> _Requirements_
What follows are records. Restate all of them word for word.

> _Records for the exercise_
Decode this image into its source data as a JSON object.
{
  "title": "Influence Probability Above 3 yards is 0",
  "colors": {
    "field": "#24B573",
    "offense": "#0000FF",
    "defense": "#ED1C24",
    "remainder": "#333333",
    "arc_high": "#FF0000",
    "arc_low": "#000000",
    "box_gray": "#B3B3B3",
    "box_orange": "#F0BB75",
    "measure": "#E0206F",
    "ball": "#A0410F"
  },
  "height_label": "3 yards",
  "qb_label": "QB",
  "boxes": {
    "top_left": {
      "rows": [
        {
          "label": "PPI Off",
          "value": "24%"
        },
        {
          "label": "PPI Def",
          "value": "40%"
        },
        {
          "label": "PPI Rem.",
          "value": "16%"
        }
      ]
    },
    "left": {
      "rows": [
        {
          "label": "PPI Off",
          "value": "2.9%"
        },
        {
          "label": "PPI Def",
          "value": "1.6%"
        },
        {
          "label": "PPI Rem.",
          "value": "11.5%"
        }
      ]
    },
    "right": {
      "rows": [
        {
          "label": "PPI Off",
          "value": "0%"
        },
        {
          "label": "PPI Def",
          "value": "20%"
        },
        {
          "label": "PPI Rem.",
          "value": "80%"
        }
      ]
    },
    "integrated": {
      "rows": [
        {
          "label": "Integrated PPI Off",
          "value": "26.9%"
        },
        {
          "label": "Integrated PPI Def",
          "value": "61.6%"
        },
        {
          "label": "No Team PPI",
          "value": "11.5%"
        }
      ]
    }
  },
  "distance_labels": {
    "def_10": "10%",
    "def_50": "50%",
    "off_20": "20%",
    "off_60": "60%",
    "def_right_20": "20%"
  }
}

> _Result_
Decode this image into its source data as a JSON object.
{
  "title": "Influence Probability Above 3 yards is 0",
  "colors": {
    "field": "#24B573",
    "offense": "#0000FF",
    "defense": "#ED1C24",
    "remainder": "#333333",
    "arc_high": "#FF0000",
    "arc_low": "#000000",
    "box_gray": "#B3B3B3",
    "box_orange": "#F0BB75",
    "measure": "#E0206F",
    "ball": "#A0410F"
  },
  "height_label": "3 yards",
  "qb_label": "QB",
  "boxes": {
    "top_left": {
      "rows": [
        {
          "label": "PPI Off",
          "value": "24%"
        },
        {
          "label": "PPI Def",
          "value": "40%"
        },
        {
          "label": "PPI Rem.",
          "value": "16%"
        }
      ]
    },
    "left": {
      "rows": [
        {
          "label": "PPI Off",
          "value": "2.9%"
        },
        {
          "label": "PPI Def",
          "value": "1.6%"
        },
        {
          "label": "PPI Rem.",
          "value": "11.5%"
        }
      ]
    },
    "right": {
      "rows": [
        {
          "label": "PPI Off",
          "value": "0%"
        },
        {
          "label": "PPI Def",
          "value": "20%"
        },
        {
          "label": "PPI Rem.",
          "value": "80%"
        }
      ]
    },
    "integrated": {
      "rows": [
        {
          "label": "Integrated PPI Off",
          "value": "26.9%"
        },
        {
          "label": "Integrated PPI Def",
          "value": "61.6%"
        },
        {
          "label": "No Team PPI",
          "value": "11.5%"
        }
      ]
    }
  },
  "distance_labels": {
    "def_10": "10%",
    "def_50": "50%",
    "off_20": "20%",
    "off_60": "60%",
    "def_right_20": "20%"
  }
}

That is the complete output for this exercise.